Set exercise:
Make an exact copy of each entry, leaving out every picture.

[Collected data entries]
- - -
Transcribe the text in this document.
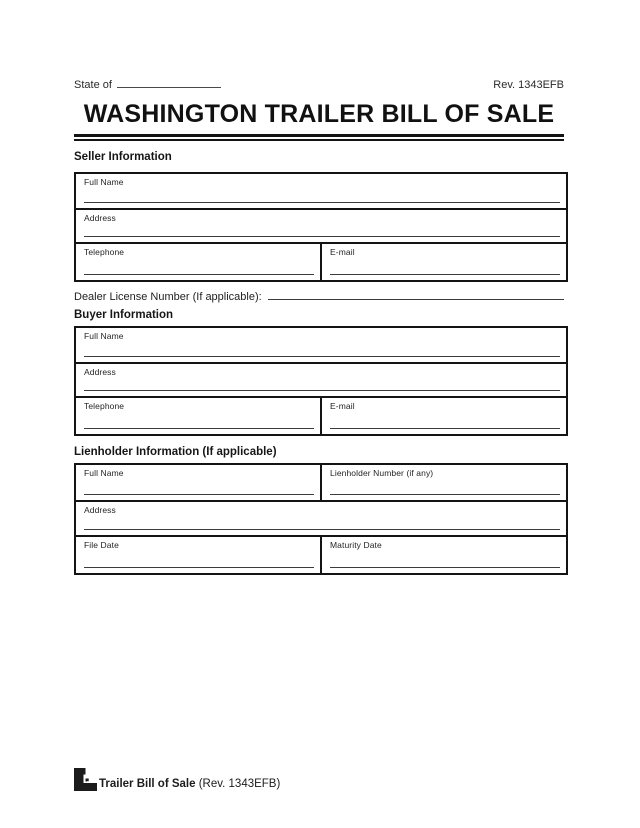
State of	Rev. 1343EFB
WASHINGTON TRAILER BILL OF SALE
Seller Information
Full Name
Address
Telephone	E-mail
Dealer License Number (If applicable):
Buyer Information
Full Name
Address
Telephone	E-mail
Lienholder Information (If applicable)
Full Name	Lienholder Number (if any)
Address
File Date	Maturity Date
Trailer Bill of Sale (Rev. 1343EFB)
- - -
Written response:
Transcribe the text in this document.
State of	Rev. 1343EFB
WASHINGTON TRAILER BILL OF SALE
Seller Information
Full Name
Address
Telephone	E-mail
Dealer License Number (If applicable):
Buyer Information
Full Name
Address
Telephone	E-mail
Lienholder Information (If applicable)
Full Name	Lienholder Number (if any)
Address
File Date	Maturity Date
Trailer Bill of Sale (Rev. 1343EFB)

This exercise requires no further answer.